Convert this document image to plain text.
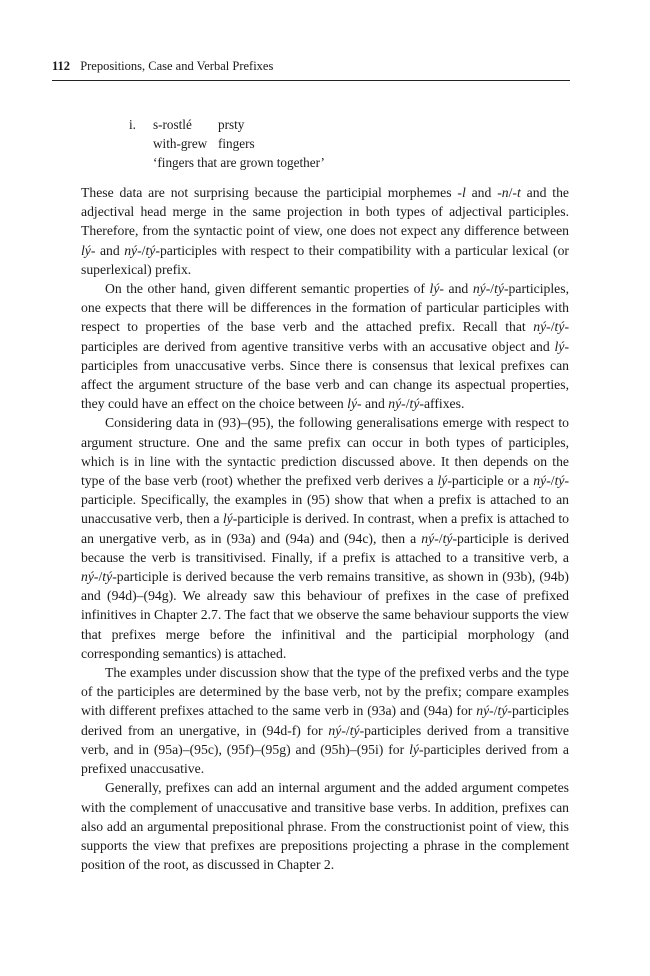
112 Prepositions, Case and Verbal Prefixes
i.	s-rostlé	prsty
with-grew fingers
‘fingers that are grown together’

These data are not surprising because the participial morphemes -l and -n/-t and the adjectival head merge in the same projection in both types of adjectival participles. Therefore, from the syntactic point of view, one does not expect any difference between lý- and ný-/tý-participles with respect to their compatibility with a particular lexical (or superlexical) prefix.

On the other hand, given different semantic properties of lý- and ný-/tý-participles, one expects that there will be differences in the formation of particular participles with respect to properties of the base verb and the attached prefix. Recall that ný-/tý-participles are derived from agentive transitive verbs with an accusative object and lý-participles from unaccusative verbs. Since there is consensus that lexical prefixes can affect the argument structure of the base verb and can change its aspectual properties, they could have an effect on the choice between lý- and ný-/tý-affixes.

Considering data in (93)–(95), the following generalisations emerge with respect to argument structure. One and the same prefix can occur in both types of participles, which is in line with the syntactic prediction discussed above. It then depends on the type of the base verb (root) whether the prefixed verb derives a lý-participle or a ný-/tý-participle. Specifically, the examples in (95) show that when a prefix is attached to an unaccusative verb, then a lý-participle is derived. In contrast, when a prefix is attached to an unergative verb, as in (93a) and (94a) and (94c), then a ný-/tý-participle is derived because the verb is transitivised. Finally, if a prefix is attached to a transitive verb, a ný-/tý-participle is derived because the verb remains transitive, as shown in (93b), (94b) and (94d)–(94g). We already saw this behaviour of prefixes in the case of prefixed infinitives in Chapter 2.7. The fact that we observe the same behaviour supports the view that prefixes merge before the infinitival and the participial morphology (and corresponding semantics) is attached.

The examples under discussion show that the type of the prefixed verbs and the type of the participles are determined by the base verb, not by the prefix; compare examples with different prefixes attached to the same verb in (93a) and (94a) for ný-/tý-participles derived from an unergative, in (94d-f) for ný-/tý-participles derived from a transitive verb, and in (95a)–(95c), (95f)–(95g) and (95h)–(95i) for lý-participles derived from a prefixed unaccusative.

Generally, prefixes can add an internal argument and the added argument competes with the complement of unaccusative and transitive base verbs. In addition, prefixes can also add an argumental prepositional phrase. From the constructionist point of view, this supports the view that prefixes are prepositions projecting a phrase in the complement position of the root, as discussed in Chapter 2.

# EXERCISE BRIEF:
Where a line contains the string "fingers", extract that line.

# REPLY:
with-grew fingers
‘fingers that are grown together’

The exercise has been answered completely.